TASK REQUIREMENTS =
A) Decide whether each statement below agrees with the article on Alzheimer's disease, answering yes or no and quoting the deciding words from the article: (i) The new study was carried out in mice. (ii) The entorhinal cortex is connected to the hippocampus. (iii) Julie Harris works at an institute in Boston.
B) Please carry on the article on Alzheimer's disease from its final sentence.

Start of DOCUMENT EXTRACT

Alzheimer’s disease may begin in a particularly vulnerable area of the brain and then further spread its damaging effects to other regions, according to a new study researchers conducted in mice.
The brain region, known as the entorhinal cortex, is part of a circuit that is crucial for memory. Researchers had previously suspected this region was affected early on in Alzheimer’s disease.
The new study suggests the plaques — called amyloid-beta peptides, which build up in the brains of patients with Alzheimer’s and damage memory — might spread to the rest of this brain from this region.
The finding could help researchers design new therapies for the disease, said study researcher Julie Harris, of the Gladstone Institute of Neurological Disease, in San Francisco.
“One could envision that targeting therapies to the entorhinal cortex early in the disease process could perhaps help stop spread of disease into other connected brain regions,” she said.
The entorhinal cortex is connected to another brain region called the hippocampus, and interference with this connection may contribute to the memory loss seen in the early stages of Alzheimer’s, the researchers found.

End of DOCUMENT EXTRACT
Start of RECORD EXTRACTS

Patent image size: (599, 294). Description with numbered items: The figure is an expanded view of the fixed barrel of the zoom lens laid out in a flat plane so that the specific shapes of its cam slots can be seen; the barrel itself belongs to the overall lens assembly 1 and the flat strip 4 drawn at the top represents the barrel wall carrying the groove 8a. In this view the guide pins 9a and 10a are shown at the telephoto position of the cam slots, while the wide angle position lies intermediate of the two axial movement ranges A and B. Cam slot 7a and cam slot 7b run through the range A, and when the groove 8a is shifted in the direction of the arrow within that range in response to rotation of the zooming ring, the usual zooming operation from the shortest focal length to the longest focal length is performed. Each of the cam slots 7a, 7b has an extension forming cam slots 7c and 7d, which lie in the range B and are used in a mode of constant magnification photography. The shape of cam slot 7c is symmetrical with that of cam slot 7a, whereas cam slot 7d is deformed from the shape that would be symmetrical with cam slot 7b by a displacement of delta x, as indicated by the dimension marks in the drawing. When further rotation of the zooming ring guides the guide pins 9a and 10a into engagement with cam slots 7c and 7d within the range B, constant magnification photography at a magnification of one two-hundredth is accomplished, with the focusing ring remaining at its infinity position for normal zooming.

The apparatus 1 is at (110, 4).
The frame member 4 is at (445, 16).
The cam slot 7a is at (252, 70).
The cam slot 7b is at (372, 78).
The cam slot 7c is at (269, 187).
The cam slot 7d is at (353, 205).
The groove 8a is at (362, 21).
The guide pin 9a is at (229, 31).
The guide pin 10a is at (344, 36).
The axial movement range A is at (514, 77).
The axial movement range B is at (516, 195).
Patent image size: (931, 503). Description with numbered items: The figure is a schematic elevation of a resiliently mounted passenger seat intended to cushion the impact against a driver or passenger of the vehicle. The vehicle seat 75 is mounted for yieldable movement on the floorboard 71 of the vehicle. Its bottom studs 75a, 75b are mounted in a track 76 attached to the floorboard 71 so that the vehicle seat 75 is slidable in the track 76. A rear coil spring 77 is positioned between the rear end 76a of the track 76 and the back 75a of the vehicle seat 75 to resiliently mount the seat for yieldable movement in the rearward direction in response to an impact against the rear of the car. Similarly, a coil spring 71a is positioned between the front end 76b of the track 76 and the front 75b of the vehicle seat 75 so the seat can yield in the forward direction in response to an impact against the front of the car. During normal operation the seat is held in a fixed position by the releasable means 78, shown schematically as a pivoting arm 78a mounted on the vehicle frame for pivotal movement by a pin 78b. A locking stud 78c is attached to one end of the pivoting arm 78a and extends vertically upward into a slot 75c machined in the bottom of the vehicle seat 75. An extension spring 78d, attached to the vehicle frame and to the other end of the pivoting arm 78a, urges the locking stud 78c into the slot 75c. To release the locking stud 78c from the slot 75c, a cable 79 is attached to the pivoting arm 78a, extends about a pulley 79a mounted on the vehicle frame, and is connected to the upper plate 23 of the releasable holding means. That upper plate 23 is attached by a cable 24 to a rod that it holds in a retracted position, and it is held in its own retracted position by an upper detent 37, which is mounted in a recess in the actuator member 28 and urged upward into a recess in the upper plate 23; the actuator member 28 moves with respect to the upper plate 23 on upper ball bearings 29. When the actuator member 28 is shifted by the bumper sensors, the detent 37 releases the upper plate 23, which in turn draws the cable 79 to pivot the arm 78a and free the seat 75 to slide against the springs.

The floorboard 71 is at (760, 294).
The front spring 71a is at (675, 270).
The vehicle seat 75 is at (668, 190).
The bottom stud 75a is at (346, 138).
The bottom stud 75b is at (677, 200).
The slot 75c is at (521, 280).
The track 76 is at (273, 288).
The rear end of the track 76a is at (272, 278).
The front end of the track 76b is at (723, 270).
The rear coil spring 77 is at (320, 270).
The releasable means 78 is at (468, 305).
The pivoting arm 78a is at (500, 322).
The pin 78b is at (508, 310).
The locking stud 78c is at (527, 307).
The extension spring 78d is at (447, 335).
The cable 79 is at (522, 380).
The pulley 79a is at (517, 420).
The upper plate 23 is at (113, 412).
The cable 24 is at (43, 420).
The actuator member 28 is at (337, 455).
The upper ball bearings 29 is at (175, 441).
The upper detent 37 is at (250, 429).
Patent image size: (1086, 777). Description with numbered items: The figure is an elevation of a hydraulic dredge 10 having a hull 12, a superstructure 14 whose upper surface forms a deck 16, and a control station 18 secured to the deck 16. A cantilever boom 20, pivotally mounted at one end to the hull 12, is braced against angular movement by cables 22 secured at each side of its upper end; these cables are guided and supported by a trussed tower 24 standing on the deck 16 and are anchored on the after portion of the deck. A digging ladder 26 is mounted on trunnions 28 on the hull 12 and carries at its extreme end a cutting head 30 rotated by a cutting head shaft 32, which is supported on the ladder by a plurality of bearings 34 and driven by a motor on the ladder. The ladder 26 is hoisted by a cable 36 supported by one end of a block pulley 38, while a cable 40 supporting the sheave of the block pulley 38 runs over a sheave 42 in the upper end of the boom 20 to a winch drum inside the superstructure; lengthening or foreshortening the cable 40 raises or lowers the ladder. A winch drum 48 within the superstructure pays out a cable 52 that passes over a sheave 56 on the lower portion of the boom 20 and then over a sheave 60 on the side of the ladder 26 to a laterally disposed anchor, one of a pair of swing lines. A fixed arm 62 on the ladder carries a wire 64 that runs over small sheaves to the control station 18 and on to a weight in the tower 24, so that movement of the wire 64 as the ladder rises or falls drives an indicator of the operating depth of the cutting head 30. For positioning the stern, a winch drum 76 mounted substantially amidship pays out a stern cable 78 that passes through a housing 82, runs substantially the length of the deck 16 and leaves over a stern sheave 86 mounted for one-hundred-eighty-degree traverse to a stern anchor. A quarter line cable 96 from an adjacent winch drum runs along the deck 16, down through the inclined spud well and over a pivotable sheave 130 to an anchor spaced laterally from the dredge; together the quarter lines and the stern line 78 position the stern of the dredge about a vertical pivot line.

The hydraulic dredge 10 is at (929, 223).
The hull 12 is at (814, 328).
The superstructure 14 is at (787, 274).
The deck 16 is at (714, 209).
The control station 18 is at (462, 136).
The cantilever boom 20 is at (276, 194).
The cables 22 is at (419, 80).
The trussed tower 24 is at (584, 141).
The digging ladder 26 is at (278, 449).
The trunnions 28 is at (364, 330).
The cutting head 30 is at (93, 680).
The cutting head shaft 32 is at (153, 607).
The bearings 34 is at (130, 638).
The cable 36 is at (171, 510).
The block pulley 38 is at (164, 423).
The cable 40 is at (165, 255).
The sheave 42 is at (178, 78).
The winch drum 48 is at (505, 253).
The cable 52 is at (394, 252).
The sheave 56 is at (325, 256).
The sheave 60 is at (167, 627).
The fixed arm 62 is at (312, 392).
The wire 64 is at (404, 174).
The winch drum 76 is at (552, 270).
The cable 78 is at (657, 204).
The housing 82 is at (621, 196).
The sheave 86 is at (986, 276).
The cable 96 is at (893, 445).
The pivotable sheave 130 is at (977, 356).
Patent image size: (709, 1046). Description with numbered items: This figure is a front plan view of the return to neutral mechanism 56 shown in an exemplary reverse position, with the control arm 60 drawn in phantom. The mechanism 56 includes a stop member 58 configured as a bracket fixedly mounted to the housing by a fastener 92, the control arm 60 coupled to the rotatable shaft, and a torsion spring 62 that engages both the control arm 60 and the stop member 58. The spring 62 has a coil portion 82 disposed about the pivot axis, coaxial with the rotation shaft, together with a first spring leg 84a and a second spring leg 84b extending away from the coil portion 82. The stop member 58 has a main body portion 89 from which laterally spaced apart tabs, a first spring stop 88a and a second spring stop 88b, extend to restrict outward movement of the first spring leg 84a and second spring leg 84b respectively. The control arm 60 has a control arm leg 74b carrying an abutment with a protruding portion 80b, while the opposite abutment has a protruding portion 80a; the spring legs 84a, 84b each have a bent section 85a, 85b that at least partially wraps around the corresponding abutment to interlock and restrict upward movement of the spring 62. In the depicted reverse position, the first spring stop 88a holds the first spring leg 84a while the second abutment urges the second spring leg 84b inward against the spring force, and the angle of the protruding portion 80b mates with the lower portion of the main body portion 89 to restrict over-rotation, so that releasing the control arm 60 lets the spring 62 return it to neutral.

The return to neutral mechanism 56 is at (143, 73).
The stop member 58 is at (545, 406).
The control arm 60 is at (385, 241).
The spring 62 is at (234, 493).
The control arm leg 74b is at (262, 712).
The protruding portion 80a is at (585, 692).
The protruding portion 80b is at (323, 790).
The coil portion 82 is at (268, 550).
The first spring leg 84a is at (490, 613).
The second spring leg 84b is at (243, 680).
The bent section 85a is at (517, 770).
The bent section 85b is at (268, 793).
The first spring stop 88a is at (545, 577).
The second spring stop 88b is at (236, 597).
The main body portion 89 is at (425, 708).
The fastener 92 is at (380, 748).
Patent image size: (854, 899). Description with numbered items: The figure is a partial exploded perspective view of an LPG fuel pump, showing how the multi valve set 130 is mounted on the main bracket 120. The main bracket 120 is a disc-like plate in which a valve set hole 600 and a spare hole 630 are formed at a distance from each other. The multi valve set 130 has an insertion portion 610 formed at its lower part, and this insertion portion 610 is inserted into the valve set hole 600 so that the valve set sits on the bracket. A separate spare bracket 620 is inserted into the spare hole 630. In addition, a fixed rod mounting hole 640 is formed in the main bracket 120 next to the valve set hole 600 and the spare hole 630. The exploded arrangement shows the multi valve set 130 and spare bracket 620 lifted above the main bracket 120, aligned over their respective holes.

End of RECORD EXTRACTS

ACTIVITY ANSWERS =
A)
(i) Yes: "according to a new study researchers conducted in mice."
(ii) Yes: "The entorhinal cortex is connected to another brain region called the hippocampus"
(iii) No: "of the Gladstone Institute of Neurological Disease, in San Francisco."

B)
The proteins found in the brains of those affected with Alzheimer’s disease are made from a larger protein called the amyloid precursor protein, or APP. In the study, Harris and her colleagues used mice that had been genetically engineered to produce APP only in the entorhinal cortex. Previous studies have used mice that make APP throughout their brains, which has made it difficult to determine how different brain regions may contribute to the disease, she said.
The mice showed impairments in learning and memory that were similar to the problems seen in mice that produce APP in many brain areas.
The mice also had deposits of amyloid-beta peptide in brain regions that receive input from the entorhinal cortex, Harris said.
The researchers, are planning to carry out future experiments to investigate how the disease progresses from the entorhinal cortex to other regions. And because the study was conducted in mice, further research needs to be done to determine if the results hold true for humans.
The study will be published in the Nov. 4 issue of the journal Neuron.